→ THE REQUEST:
Reproduce the data below in full and exclude every picture.

→ EXERCISE INPUTS:
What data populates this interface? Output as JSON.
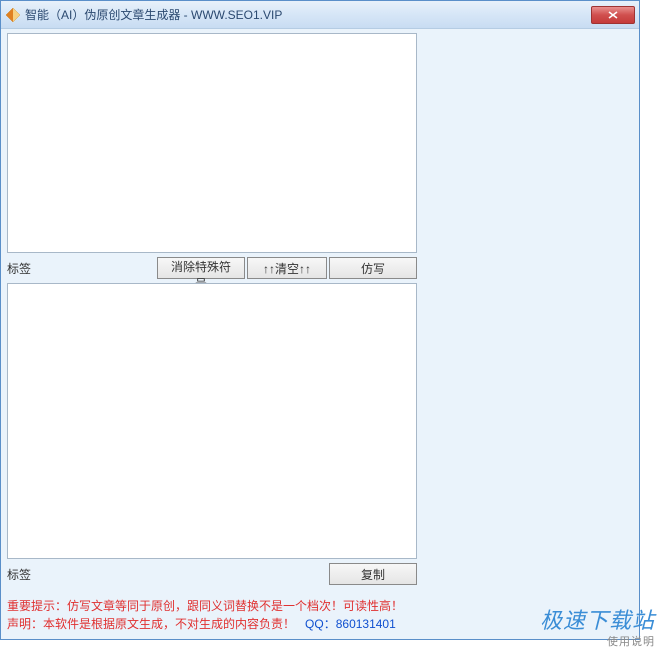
{
  "titlebar": {
    "title": "智能（AI）伪原创文章生成器 - WWW.SEO1.VIP",
    "close": "X"
  },
  "input": {
    "label": "标签",
    "value": ""
  },
  "buttons": {
    "remove_special": "消除特殊符号",
    "clear": "↑↑清空↑↑",
    "rewrite": "仿写",
    "copy": "复制"
  },
  "output": {
    "label": "标签",
    "value": ""
  },
  "notice": {
    "line1_prefix": "重要提示：",
    "line1_text": "仿写文章等同于原创，跟同义词替换不是一个档次！可读性高！",
    "line2_prefix": "声明：",
    "line2_text": "本软件是根据原文生成，不对生成的内容负责！",
    "qq_label": "QQ：",
    "qq_value": "860131401"
  },
  "watermark": {
    "main": "极速下载站",
    "sub": "使用说明"
  }
}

→ TASK ANSWER:
What data populates this interface? Output as JSON.
{
  "titlebar": {
    "title": "智能（AI）伪原创文章生成器 - WWW.SEO1.VIP",
    "close": "X"
  },
  "input": {
    "label": "标签",
    "value": ""
  },
  "buttons": {
    "remove_special": "消除特殊符号",
    "clear": "↑↑清空↑↑",
    "rewrite": "仿写",
    "copy": "复制"
  },
  "output": {
    "label": "标签",
    "value": ""
  },
  "notice": {
    "line1_prefix": "重要提示：",
    "line1_text": "仿写文章等同于原创，跟同义词替换不是一个档次！可读性高！",
    "line2_prefix": "声明：",
    "line2_text": "本软件是根据原文生成，不对生成的内容负责！",
    "qq_label": "QQ：",
    "qq_value": "860131401"
  },
  "watermark": {
    "main": "极速下载站",
    "sub": "使用说明"
  }
}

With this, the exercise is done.